======== Data to process ========

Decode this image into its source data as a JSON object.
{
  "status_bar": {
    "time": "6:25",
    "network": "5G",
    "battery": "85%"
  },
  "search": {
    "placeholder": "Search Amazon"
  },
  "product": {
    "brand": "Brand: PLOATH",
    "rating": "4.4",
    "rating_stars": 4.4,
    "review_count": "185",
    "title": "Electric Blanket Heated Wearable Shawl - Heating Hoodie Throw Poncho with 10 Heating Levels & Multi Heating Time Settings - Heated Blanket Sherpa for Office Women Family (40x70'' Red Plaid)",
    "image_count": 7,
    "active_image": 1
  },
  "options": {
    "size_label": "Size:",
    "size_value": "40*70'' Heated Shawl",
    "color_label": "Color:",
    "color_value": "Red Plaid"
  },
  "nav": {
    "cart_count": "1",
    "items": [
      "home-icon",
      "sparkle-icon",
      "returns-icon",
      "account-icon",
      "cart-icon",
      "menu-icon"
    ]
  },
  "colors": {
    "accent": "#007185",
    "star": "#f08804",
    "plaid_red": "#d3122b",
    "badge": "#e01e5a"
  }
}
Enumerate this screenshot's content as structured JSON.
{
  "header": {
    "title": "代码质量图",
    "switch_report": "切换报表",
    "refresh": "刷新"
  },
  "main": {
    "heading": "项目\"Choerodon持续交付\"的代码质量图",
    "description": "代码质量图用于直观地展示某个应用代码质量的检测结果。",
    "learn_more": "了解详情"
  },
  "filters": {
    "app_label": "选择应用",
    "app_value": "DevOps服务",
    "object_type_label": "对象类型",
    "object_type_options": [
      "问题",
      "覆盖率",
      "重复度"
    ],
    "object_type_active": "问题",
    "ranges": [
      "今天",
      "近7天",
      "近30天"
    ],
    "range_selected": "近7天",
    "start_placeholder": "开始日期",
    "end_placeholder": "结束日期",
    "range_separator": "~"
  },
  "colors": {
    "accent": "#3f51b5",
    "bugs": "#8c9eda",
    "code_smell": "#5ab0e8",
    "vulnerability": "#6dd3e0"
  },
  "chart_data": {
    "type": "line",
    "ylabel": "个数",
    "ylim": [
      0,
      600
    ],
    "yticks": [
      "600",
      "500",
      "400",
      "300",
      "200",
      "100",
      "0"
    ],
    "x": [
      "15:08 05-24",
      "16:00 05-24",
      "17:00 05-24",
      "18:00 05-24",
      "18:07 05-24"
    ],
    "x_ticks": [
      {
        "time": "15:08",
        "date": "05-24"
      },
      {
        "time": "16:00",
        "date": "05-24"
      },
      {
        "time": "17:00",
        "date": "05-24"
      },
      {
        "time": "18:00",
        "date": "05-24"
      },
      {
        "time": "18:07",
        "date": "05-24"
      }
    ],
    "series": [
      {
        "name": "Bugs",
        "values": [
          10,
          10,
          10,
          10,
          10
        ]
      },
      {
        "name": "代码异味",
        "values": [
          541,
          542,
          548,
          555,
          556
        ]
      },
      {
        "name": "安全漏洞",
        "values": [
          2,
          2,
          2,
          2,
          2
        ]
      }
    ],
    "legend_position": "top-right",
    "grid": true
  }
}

========

What the task requires :: Gather from the records above every line containing the string "Heated".

In response ::
    "title": "Electric Blanket Heated Wearable Shawl - Heating Hoodie Throw Poncho with 10 Heating Levels & Multi Heating Time Settings - Heated Blanket Sherpa for Office Women Family (40x70'' Red Plaid)",
    "size_value": "40*70'' Heated Shawl",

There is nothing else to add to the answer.